[begin Excerpt to read]

R/importing_functions.R

Defines functions import_vehicle_details parse_details_dates import_vehicle_captures vehicle_captures_select_statement spread_vehicle_captures_table make_sql_registration import_sessions import_sites import_meteorology sample_registrations import_vehicle_emissions order_capture_and_details_variables get_all_vehicle_makes import_distinct_registrations

Documented in get_all_vehicle_makes import_distinct_registrations import_meteorology import_sessions import_sites import_vehicle_captures import_vehicle_details import_vehicle_emissions sample_registrations

#' Function to import vehicle detail data from a vehicle emissions database. 
#' 
#' @author Stuart K. Grange
#' 
#' @param con Database connection to a vehicle emissions database.

[end Excerpt to read]
[begin Data provided]

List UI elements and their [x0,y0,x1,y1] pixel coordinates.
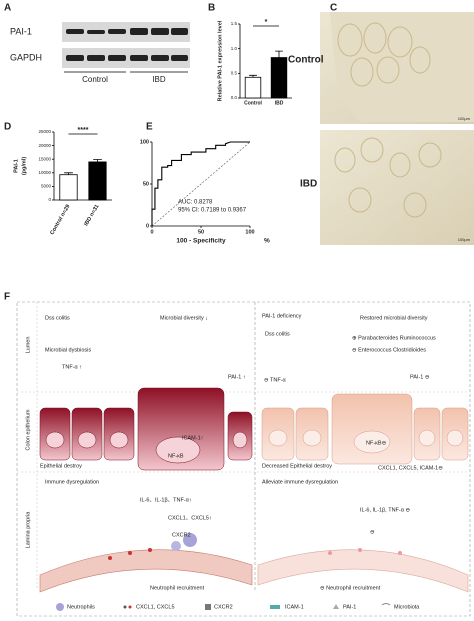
panel-label: B [208,3,215,14]
panel-label: D [4,122,11,133]
bar [270,57,288,99]
y-axis-label: Relative PAI-1 expression level [217,20,223,101]
legend-label: CXCR2 [214,604,233,610]
annotation: NF-κB [168,453,184,459]
error-bar [64,172,73,175]
x-axis-label: 100 - Specificity [176,238,226,245]
group-label: IBD [152,75,166,84]
y-tick-label: 1.0 [231,46,238,51]
x-tick-label: IBD [275,100,284,106]
annotation: Restored microbial diversity [360,315,428,321]
x-tick-label: 100 [245,229,254,235]
schematic-frame [16,301,471,617]
epithelium-left [39,387,253,471]
annotation: CXCL1、CXCL5↑ [168,515,212,521]
y-tick-label: 5000 [41,184,52,189]
annotation: ⊖ [370,529,375,535]
bar [244,76,262,99]
y-tick-label: 0.5 [231,71,238,76]
x-tick-label: 50 [198,229,204,235]
annotation: IL-6, IL-1β, TNF-α ⊖ [360,507,410,513]
panel-label: E [146,122,153,133]
y-tick-label: 0.0 [231,95,238,100]
annotation: PAI-1 ⊖ [410,374,430,380]
blot-row-label: GAPDH [10,52,42,62]
annotation: IL-6、IL-1β、TNF-α↑ [140,497,192,503]
bar [88,161,107,201]
group-label: Control [288,55,324,66]
y-tick-label: 20000 [38,143,51,148]
annotation: Immune dysregulation [45,479,99,485]
blood-vessel [39,533,469,593]
y-tick-label: 50 [143,181,149,187]
scale-bar-label: 100μm [458,237,471,242]
scale-bar-label: 100μm [458,116,471,121]
reference-line [151,141,251,227]
legend-label: PAI-1 [343,604,356,610]
annotation: ⊖ Neutrophil recruitment [320,585,381,591]
annotation: Microbial diversity ↓ [160,315,208,321]
annotation: Microbial dysbiosis [45,347,91,353]
significance-label: **** [78,127,89,134]
annotation: Dss colitis [265,331,290,337]
annotation: ⊖ Enterococcus Clostridioides [352,347,426,353]
error-bar [93,159,102,162]
annotation: Neutrophil recruitment [150,585,205,591]
annotation: Decreased Epithelial destroy [262,463,332,469]
annotation: Dss colitis [45,315,70,321]
epithelium-right [261,393,469,465]
y-axis-label: (pg/ml) [21,157,27,175]
error-bar [249,74,257,78]
annotation: PAI-1 deficiency [262,313,302,319]
annotation: TNF-α ↑ [62,364,82,370]
annotation: AUC: 0.8278 [178,200,213,206]
annotation: ⊕ Parabacteroides Ruminococcus [352,335,436,341]
group-label: IBD [300,179,317,190]
zone-label: Lumen [25,337,31,354]
annotation: NF-κB⊖ [366,440,387,446]
y-tick-label: 25000 [38,129,51,134]
histology-image [320,130,474,245]
annotation: Epithelial destroy [40,463,82,469]
y-tick-label: 0 [48,197,51,202]
blot-row-label: PAI-1 [10,26,32,36]
y-tick-label: 15000 [38,156,51,161]
x-tick-label: 0 [150,229,153,235]
annotation: CXCR2 [172,532,191,538]
legend-label: Microbiota [394,604,420,610]
annotation: ⊖ TNF-α [264,377,287,383]
x-tick-label: Control [244,100,262,106]
panel-label: A [4,3,11,14]
x-axis-unit: % [264,238,270,245]
x-tick-label: Control n=29 [49,204,71,236]
significance-label: * [265,19,268,26]
legend-label: CXCL1, CXCL5 [136,604,175,610]
legend-icons [56,603,391,611]
panel-label: C [330,3,337,14]
legend-label: ICAM-1 [285,604,304,610]
annotation: Alleviate immune dysregulation [262,479,338,485]
bar [59,174,78,201]
histology-image [320,12,474,124]
annotation: CXCL1, CXCL5, ICAM-1⊖ [378,465,443,471]
zone-label: Lamina propria [25,511,31,549]
error-bar [275,50,283,58]
annotation: ICAM-1↑ [182,435,204,441]
y-axis-label: PAI-1 [13,159,19,173]
x-tick-label: IBD n=31 [83,204,100,228]
y-tick-label: 0 [146,223,149,229]
y-tick-label: 10000 [38,170,51,175]
zone-label: Colon epithelium [25,409,31,450]
roc-curve [151,141,250,226]
annotation: PAI-1 ↑ [228,374,246,380]
y-tick-label: 1.5 [231,21,238,26]
panel-label: F [4,292,10,303]
legend-label: Neutrophils [67,604,95,610]
blot-bands [66,28,188,61]
annotation: 95% CI: 0.7189 to 0.9367 [178,208,247,214]
y-tick-label: 100 [140,139,149,145]
group-label: Control [82,75,108,84]
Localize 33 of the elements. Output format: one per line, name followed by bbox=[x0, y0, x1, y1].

[end Data provided]

The problem:
In the importing_functions.R page, what does the con parameter stand for?

Correct response:
A database connection to a vehicle emissions database.